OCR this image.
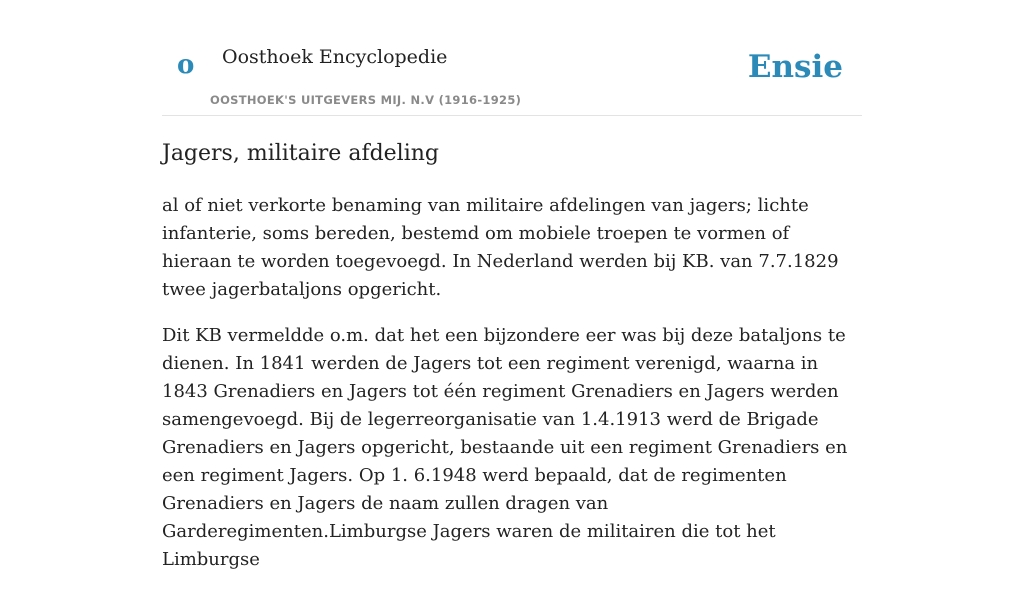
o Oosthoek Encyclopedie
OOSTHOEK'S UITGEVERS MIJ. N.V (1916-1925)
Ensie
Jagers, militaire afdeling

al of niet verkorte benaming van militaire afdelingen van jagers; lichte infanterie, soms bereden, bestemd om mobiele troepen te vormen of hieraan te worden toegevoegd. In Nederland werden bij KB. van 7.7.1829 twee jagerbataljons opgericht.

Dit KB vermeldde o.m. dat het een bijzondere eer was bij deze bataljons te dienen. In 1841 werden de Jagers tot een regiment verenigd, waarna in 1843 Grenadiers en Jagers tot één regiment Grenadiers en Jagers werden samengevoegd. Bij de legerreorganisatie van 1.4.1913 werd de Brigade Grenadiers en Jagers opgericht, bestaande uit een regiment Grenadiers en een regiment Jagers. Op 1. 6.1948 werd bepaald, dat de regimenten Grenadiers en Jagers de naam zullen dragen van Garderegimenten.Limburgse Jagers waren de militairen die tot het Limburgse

....

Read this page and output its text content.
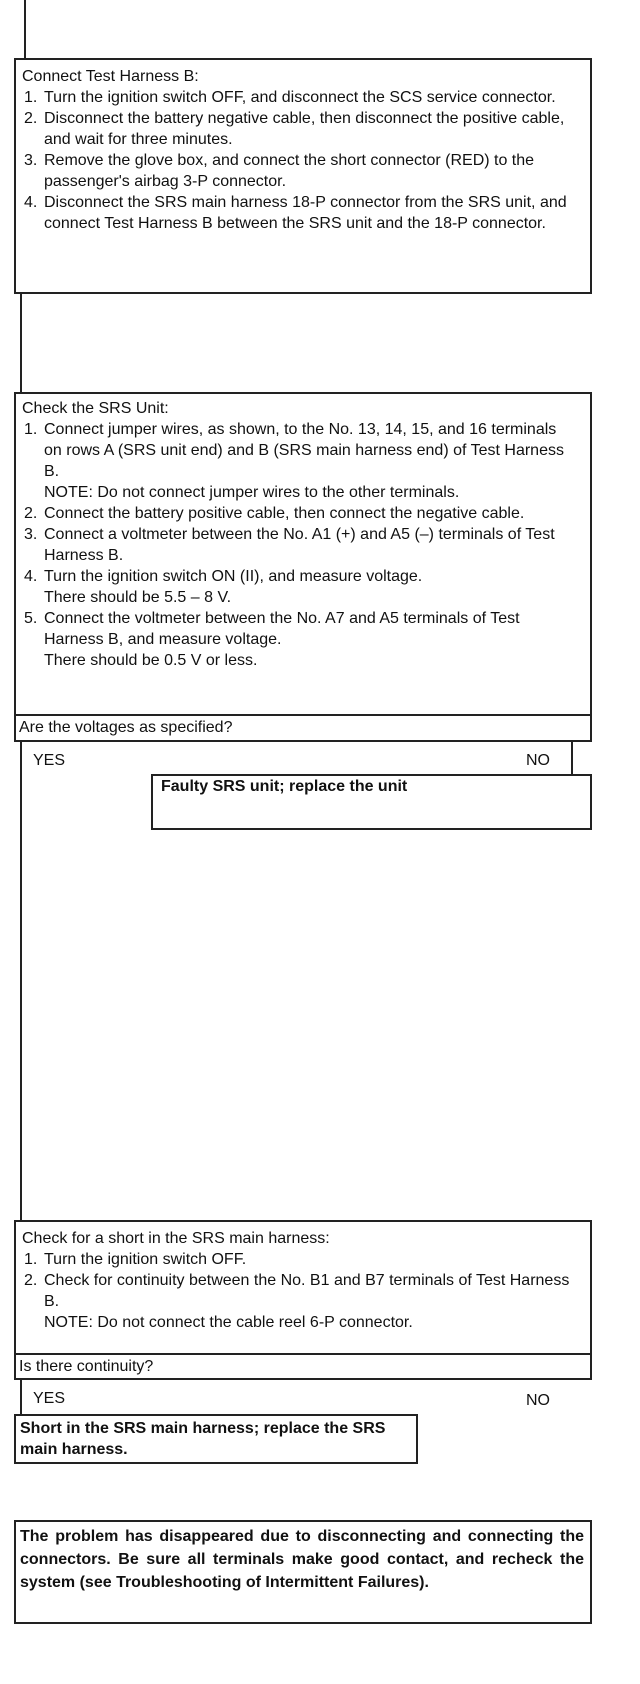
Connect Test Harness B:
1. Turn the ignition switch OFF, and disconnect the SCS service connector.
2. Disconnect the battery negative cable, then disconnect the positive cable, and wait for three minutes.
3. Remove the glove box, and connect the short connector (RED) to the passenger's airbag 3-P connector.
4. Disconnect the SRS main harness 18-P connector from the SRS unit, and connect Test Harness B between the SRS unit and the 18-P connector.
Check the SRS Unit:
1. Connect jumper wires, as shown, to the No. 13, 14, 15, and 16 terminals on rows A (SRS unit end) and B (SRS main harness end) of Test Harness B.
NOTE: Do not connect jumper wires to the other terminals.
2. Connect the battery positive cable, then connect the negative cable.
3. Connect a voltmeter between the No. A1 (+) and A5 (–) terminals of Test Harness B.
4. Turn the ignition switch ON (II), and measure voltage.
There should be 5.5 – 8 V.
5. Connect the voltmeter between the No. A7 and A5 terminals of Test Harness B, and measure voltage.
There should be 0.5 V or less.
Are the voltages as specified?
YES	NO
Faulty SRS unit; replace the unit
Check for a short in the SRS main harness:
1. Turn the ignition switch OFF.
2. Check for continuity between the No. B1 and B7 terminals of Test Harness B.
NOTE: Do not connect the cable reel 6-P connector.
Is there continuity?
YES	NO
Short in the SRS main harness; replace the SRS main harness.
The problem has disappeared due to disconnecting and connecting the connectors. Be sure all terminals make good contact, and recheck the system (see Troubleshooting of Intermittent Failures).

....

* [What you have to do] Identify each line in the entries with the word "jumper" and copy it.

* [Response for this exercise]
1. Connect jumper wires, as shown, to the No. 13, 14, 15, and 16 terminals on rows A (SRS unit end) and B (SRS main harness end) of Test Harness B.
NOTE: Do not connect jumper wires to the other terminals.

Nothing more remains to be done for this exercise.